*Task*
Gather every line of the entries that includes the word "text".

*Records shown*
>> Start
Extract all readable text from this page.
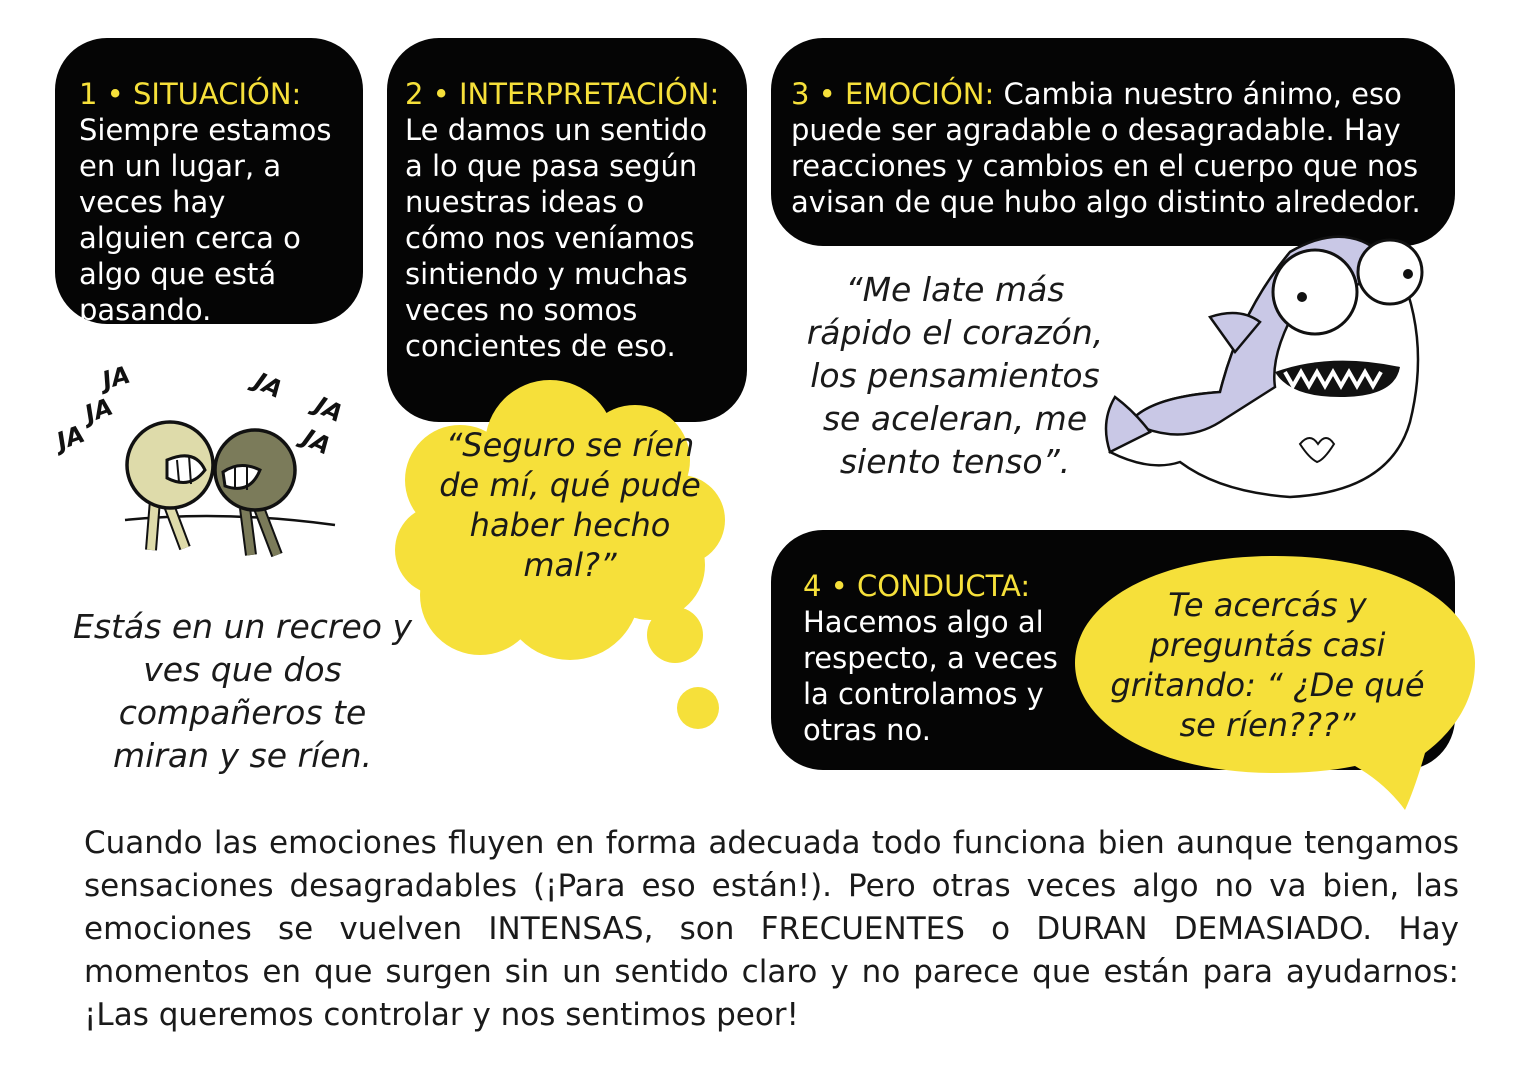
1 • SITUACIÓN: Siempre estamos en un lugar, a veces hay alguien cerca o algo que está pasando.
2 • INTERPRETACIÓN: Le damos un sentido a lo que pasa según nuestras ideas o cómo nos veníamos sintiendo y muchas veces no somos concientes de eso.
3 • EMOCIÓN: Cambia nuestro ánimo, eso puede ser agradable o desagradable. Hay reacciones y cambios en el cuerpo que nos avisan de que hubo algo distinto alrededor.
4 • CONDUCTA: Hacemos algo al respecto, a veces la controlamos y otras no.
JA
JA
JA
JA
JA
JA
Estás en un recreo y ves que dos compañeros te miran y se ríen.
“Seguro se ríen de mí, qué pude haber hecho mal?”
“Me late más rápido el corazón, los pensamientos se aceleran, me siento tenso”.
Te acercás y preguntás casi gritando: “ ¿De qué se ríen???”
Cuando las emociones fluyen en forma adecuada todo funciona bien aunque tengamos sensaciones desagradables (¡Para eso están!). Pero otras veces algo no va bien, las emociones se vuelven INTENSAS, son FRECUENTES o DURAN DEMASIADO. Hay momentos en que surgen sin un sentido claro y no parece que están para ayudarnos: ¡Las queremos controlar y nos sentimos peor!
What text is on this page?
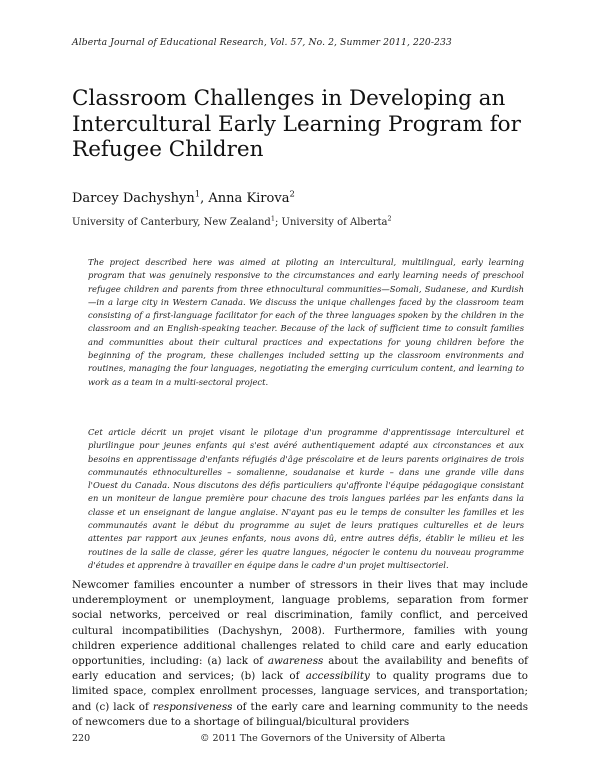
Alberta Journal of Educational Research, Vol. 57, No. 2, Summer 2011, 220-233
Classroom Challenges in Developing an Intercultural Early Learning Program for Refugee Children
Darcey Dachyshyn$^1$, Anna Kirova$^2$
University of Canterbury, New Zealand$^1$; University of Alberta$^2$

The project described here was aimed at piloting an intercultural, multilingual, early learning program that was genuinely responsive to the circumstances and early learning needs of preschool refugee children and parents from three ethnocultural communities—Somali, Sudanese, and Kurdish—in a large city in Western Canada. We discuss the unique challenges faced by the classroom team consisting of a first-language facilitator for each of the three languages spoken by the children in the classroom and an English-speaking teacher. Because of the lack of sufficient time to consult families and communities about their cultural practices and expectations for young children before the beginning of the program, these challenges included setting up the classroom environments and routines, managing the four languages, negotiating the emerging curriculum content, and learning to work as a team in a multi-sectoral project.

Cet article décrit un projet visant le pilotage d'un programme d'apprentissage interculturel et plurilingue pour jeunes enfants qui s'est avéré authentiquement adapté aux circonstances et aux besoins en apprentissage d'enfants réfugiés d'âge préscolaire et de leurs parents originaires de trois communautés ethnoculturelles – somalienne, soudanaise et kurde – dans une grande ville dans l'Ouest du Canada. Nous discutons des défis particuliers qu'affronte l'équipe pédagogique consistant en un moniteur de langue première pour chacune des trois langues parlées par les enfants dans la classe et un enseignant de langue anglaise. N'ayant pas eu le temps de consulter les familles et les communautés avant le début du programme au sujet de leurs pratiques culturelles et de leurs attentes par rapport aux jeunes enfants, nous avons dû, entre autres défis, établir le milieu et les routines de la salle de classe, gérer les quatre langues, négocier le contenu du nouveau programme d'études et apprendre à travailler en équipe dans le cadre d'un projet multisectoriel.

Newcomer families encounter a number of stressors in their lives that may include underemployment or unemployment, language problems, separation from former social networks, perceived or real discrimination, family conflict, and perceived cultural incompatibilities (Dachyshyn, 2008). Furthermore, families with young children experience additional challenges related to child care and early education opportunities, including: (a) lack of awareness about the availability and benefits of early education and services; (b) lack of accessibility to quality programs due to limited space, complex enrollment processes, language services, and transportation; and (c) lack of responsiveness of the early care and learning community to the needs of newcomers due to a shortage of bilingual/bicultural providers

220	© 2011 The Governors of the University of Alberta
>> End
*Task output*
Extract all readable text from this page.
What text is on this page?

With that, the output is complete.